- What this task involves -
Retype the data that follows line by line, exactly, and leave its pictures out.

- Records to use -
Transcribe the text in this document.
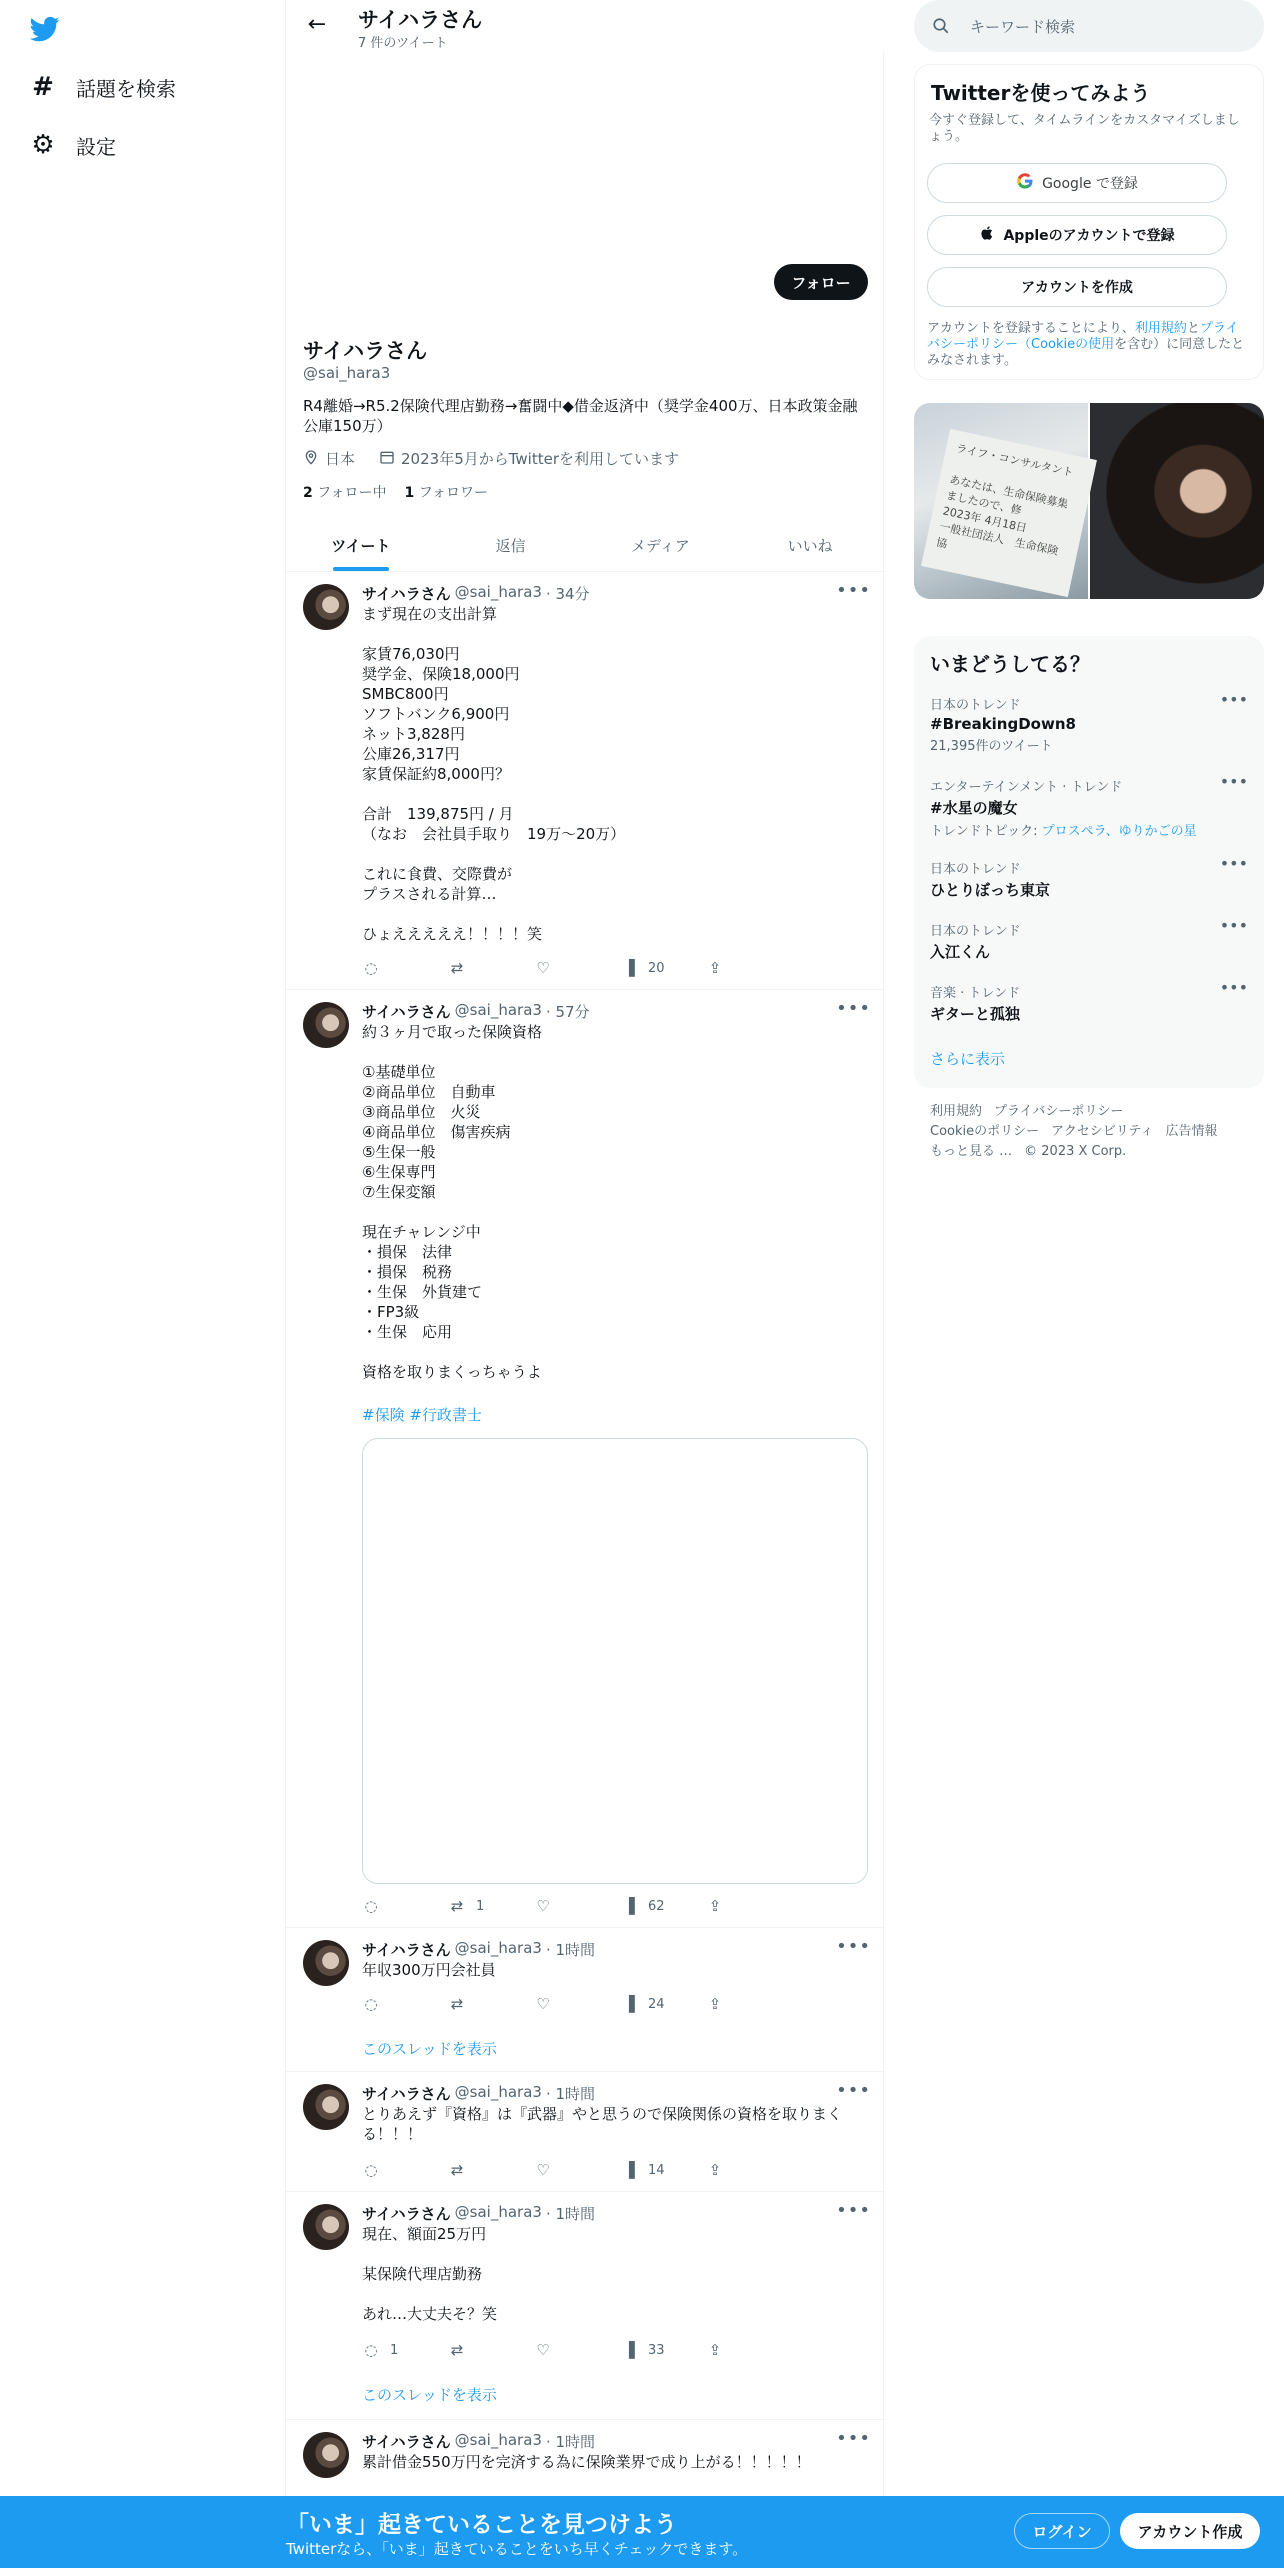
# 話題を検索
⚙ 設定
←	サイハラさん
7 件のツイート
フォロー
サイハラさん
@sai_hara3
R4離婚→R5.2保険代理店勤務→奮闘中◆借金返済中（奨学金400万、日本政策金融公庫150万）
日本	2023年5月からTwitterを利用しています
2 フォロー中 1 フォロワー
ツイート	返信	メディア	いいね
サイハラさん @sai_hara3 · 34分	•••
まず現在の支出計算

家賃76,030円
奨学金、保険18,000円
SMBC800円
ソフトバンク6,900円
ネット3,828円
公庫26,317円
家賃保証約8,000円？

合計　139,875円 / 月
（なお　会社員手取り　19万〜20万）

これに食費、交際費が
プラスされる計算…

ひょえええええ！！！！笑
◌	⇄	♡	▐ 20	⇪
サイハラさん @sai_hara3 · 57分	•••
約３ヶ月で取った保険資格

①基礎単位
②商品単位　自動車
③商品単位　火災
④商品単位　傷害疾病
⑤生保一般
⑥生保専門
⑦生保変額

現在チャレンジ中
・損保　法律
・損保　税務
・生保　外貨建て
・FP3級
・生保　応用

資格を取りまくっちゃうよ
#保険 #行政書士
◌	⇄ 1	♡	▐ 62	⇪
サイハラさん @sai_hara3 · 1時間	•••
年収300万円会社員
◌	⇄	♡	▐ 24	⇪
このスレッドを表示
サイハラさん @sai_hara3 · 1時間	•••
とりあえず『資格』は『武器』やと思うので保険関係の資格を取りまくる！！！
◌	⇄	♡	▐ 14	⇪
サイハラさん @sai_hara3 · 1時間	•••
現在、額面25万円

某保険代理店勤務

あれ…大丈夫そ？笑
◌ 1	⇄	♡	▐ 33	⇪
このスレッドを表示
サイハラさん @sai_hara3 · 1時間	•••
累計借金550万円を完済する為に保険業界で成り上がる！！！！！
キーワード検索
Twitterを使ってみよう
今すぐ登録して、タイムラインをカスタマイズしましょう。
Google で登録
Appleのアカウントで登録
アカウントを作成
アカウントを登録することにより、利用規約とプライバシーポリシー（Cookieの使用を含む）に同意したとみなされます。
ライフ・コンサルタント

あなたは、生命保険募集
ましたので、修
2023年 4月18日
一般社団法人　生命保険協
いまどうしてる？
日本のトレンド
#BreakingDown8
21,395件のツイート
•••
エンターテインメント · トレンド
#水星の魔女
トレンドトピック: プロスペラ、ゆりかごの星
•••
日本のトレンド
ひとりぼっち東京
•••
日本のトレンド
入江くん
•••
音楽 · トレンド
ギターと孤独
•••
さらに表示
利用規約 プライバシーポリシー
Cookieのポリシー アクセシビリティ 広告情報
もっと見る … © 2023 X Corp.
「いま」起きていることを見つけよう
Twitterなら、「いま」起きていることをいち早くチェックできます。
ログイン	アカウント作成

- Full response -
Transcribe the text in this document.
# 話題を検索
⚙ 設定
←	サイハラさん
7 件のツイート
フォロー
サイハラさん
@sai_hara3
R4離婚→R5.2保険代理店勤務→奮闘中◆借金返済中（奨学金400万、日本政策金融公庫150万）
日本	2023年5月からTwitterを利用しています
2 フォロー中 1 フォロワー
ツイート	返信	メディア	いいね
サイハラさん @sai_hara3 · 34分	•••
まず現在の支出計算

家賃76,030円
奨学金、保険18,000円
SMBC800円
ソフトバンク6,900円
ネット3,828円
公庫26,317円
家賃保証約8,000円？

合計　139,875円 / 月
（なお　会社員手取り　19万〜20万）

これに食費、交際費が
プラスされる計算…

ひょえええええ！！！！笑
◌	⇄	♡	▐ 20	⇪
サイハラさん @sai_hara3 · 57分	•••
約３ヶ月で取った保険資格

①基礎単位
②商品単位　自動車
③商品単位　火災
④商品単位　傷害疾病
⑤生保一般
⑥生保専門
⑦生保変額

現在チャレンジ中
・損保　法律
・損保　税務
・生保　外貨建て
・FP3級
・生保　応用

資格を取りまくっちゃうよ
#保険 #行政書士
◌	⇄ 1	♡	▐ 62	⇪
サイハラさん @sai_hara3 · 1時間	•••
年収300万円会社員
◌	⇄	♡	▐ 24	⇪
このスレッドを表示
サイハラさん @sai_hara3 · 1時間	•••
とりあえず『資格』は『武器』やと思うので保険関係の資格を取りまくる！！！
◌	⇄	♡	▐ 14	⇪
サイハラさん @sai_hara3 · 1時間	•••
現在、額面25万円

某保険代理店勤務

あれ…大丈夫そ？笑
◌ 1	⇄	♡	▐ 33	⇪
このスレッドを表示
サイハラさん @sai_hara3 · 1時間	•••
累計借金550万円を完済する為に保険業界で成り上がる！！！！！
キーワード検索
Twitterを使ってみよう
今すぐ登録して、タイムラインをカスタマイズしましょう。
Google で登録
Appleのアカウントで登録
アカウントを作成
アカウントを登録することにより、利用規約とプライバシーポリシー（Cookieの使用を含む）に同意したとみなされます。
ライフ・コンサルタント

あなたは、生命保険募集
ましたので、修
2023年 4月18日
一般社団法人　生命保険協
いまどうしてる？
日本のトレンド
#BreakingDown8
21,395件のツイート
•••
エンターテインメント · トレンド
#水星の魔女
トレンドトピック: プロスペラ、ゆりかごの星
•••
日本のトレンド
ひとりぼっち東京
•••
日本のトレンド
入江くん
•••
音楽 · トレンド
ギターと孤独
•••
さらに表示
利用規約 プライバシーポリシー
Cookieのポリシー アクセシビリティ 広告情報
もっと見る … © 2023 X Corp.
「いま」起きていることを見つけよう
Twitterなら、「いま」起きていることをいち早くチェックできます。
ログイン	アカウント作成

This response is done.